++++ Data provided ++++

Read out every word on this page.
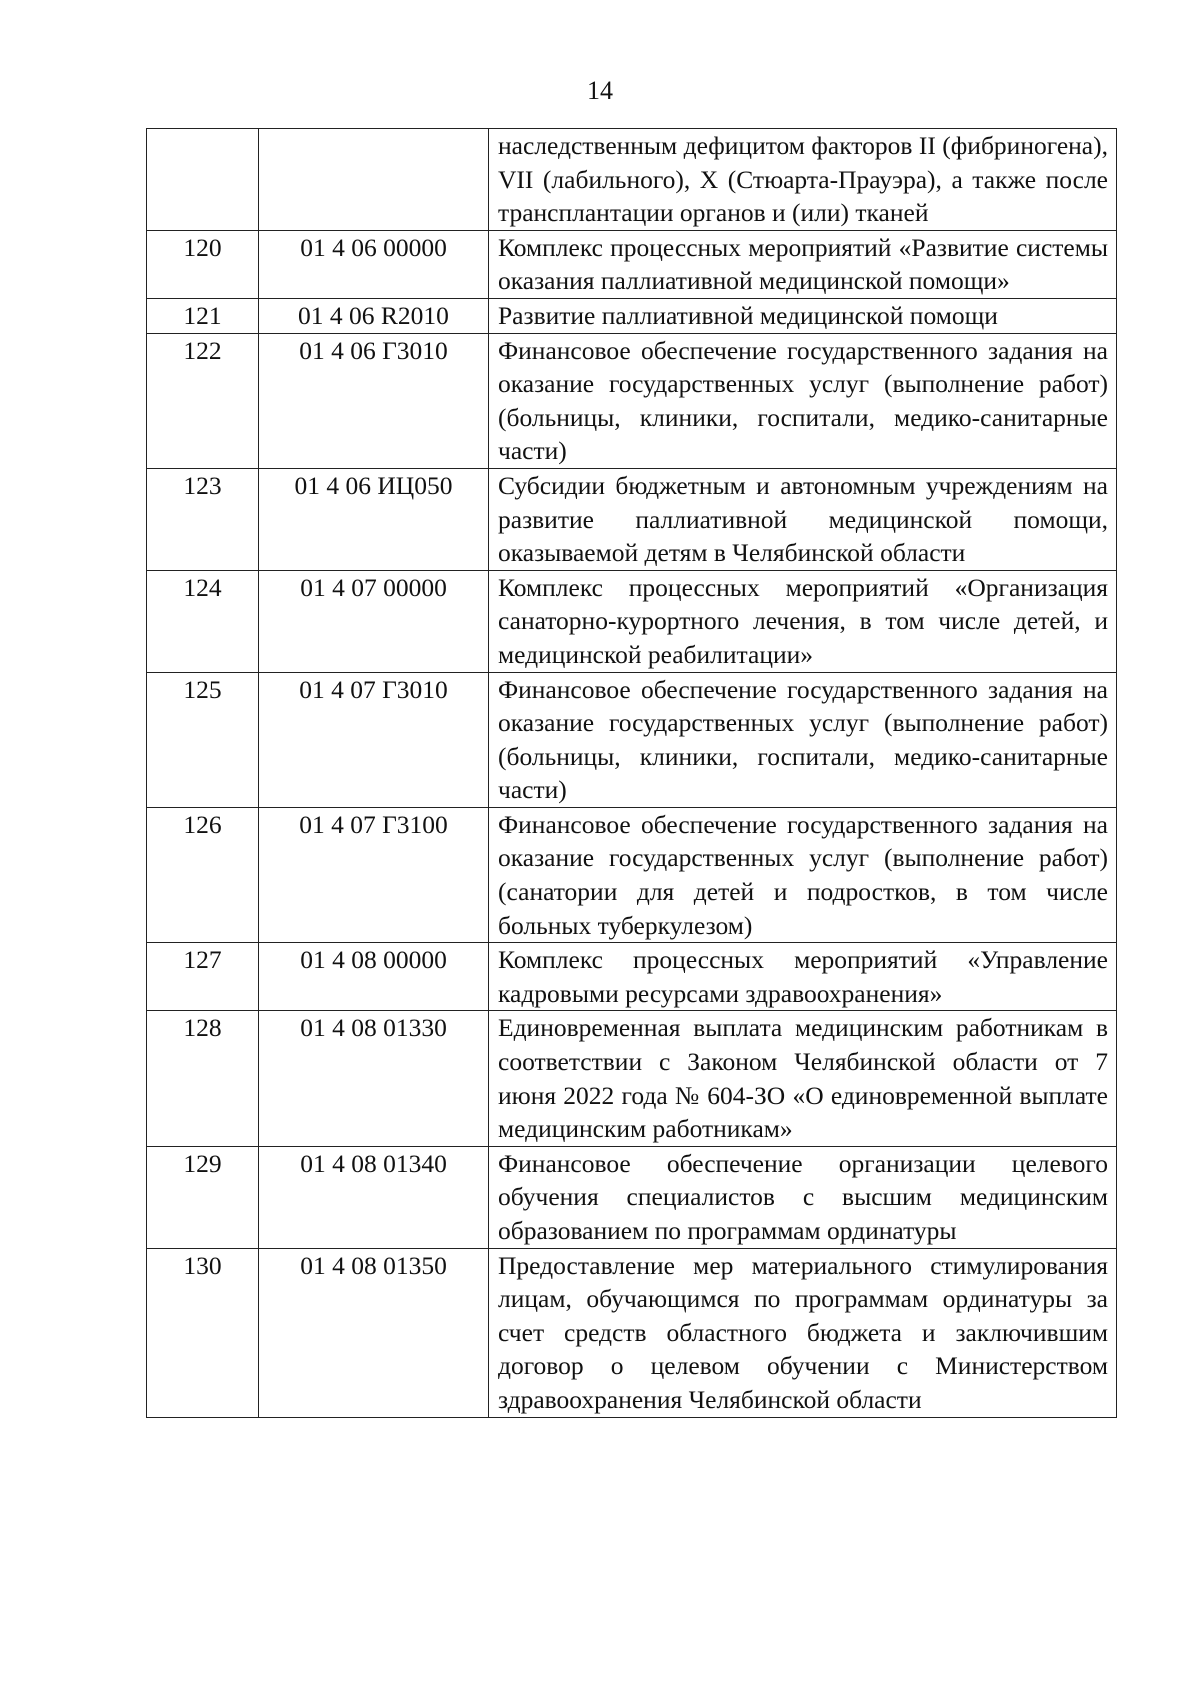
14
		наследственным дефицитом факторов II (фибриногена), VII (лабильного), X (Стюарта-Прауэра), а также после трансплантации органов и (или) тканей
120	01 4 06 00000	Комплекс процессных мероприятий «Развитие системы оказания паллиативной медицинской помощи»
121	01 4 06 R2010	Развитие паллиативной медицинской помощи
122	01 4 06 Г3010	Финансовое обеспечение государственного задания на оказание государственных услуг (выполнение работ) (больницы, клиники, госпитали, медико-санитарные части)
123	01 4 06 ИЦ050	Субсидии бюджетным и автономным учреждениям на развитие паллиативной медицинской помощи, оказываемой детям в Челябинской области
124	01 4 07 00000	Комплекс процессных мероприятий «Организация санаторно-курортного лечения, в том числе детей, и медицинской реабилитации»
125	01 4 07 Г3010	Финансовое обеспечение государственного задания на оказание государственных услуг (выполнение работ) (больницы, клиники, госпитали, медико-санитарные части)
126	01 4 07 Г3100	Финансовое обеспечение государственного задания на оказание государственных услуг (выполнение работ) (санатории для детей и подростков, в том числе больных туберкулезом)
127	01 4 08 00000	Комплекс процессных мероприятий «Управление кадровыми ресурсами здравоохранения»
128	01 4 08 01330	Единовременная выплата медицинским работникам в соответствии с Законом Челябинской области от 7 июня 2022 года № 604-ЗО «О единовременной выплате медицинским работникам»
129	01 4 08 01340	Финансовое обеспечение организации целевого обучения специалистов с высшим медицинским образованием по программам ординатуры
130	01 4 08 01350	Предоставление мер материального стимулирования лицам, обучающимся по программам ординатуры за счет средств областного бюджета и заключившим договор о целевом обучении с Министерством здравоохранения Челябинской области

++++

▶ [What to work on]: Pull every line containing the word "числе" out of the entries above.

▶ [Reply]:
124	01 4 07 00000	Комплекс процессных мероприятий «Организация санаторно-курортного лечения, в том числе детей, и медицинской реабилитации»
126	01 4 07 Г3100	Финансовое обеспечение государственного задания на оказание государственных услуг (выполнение работ) (санатории для детей и подростков, в том числе больных туберкулезом)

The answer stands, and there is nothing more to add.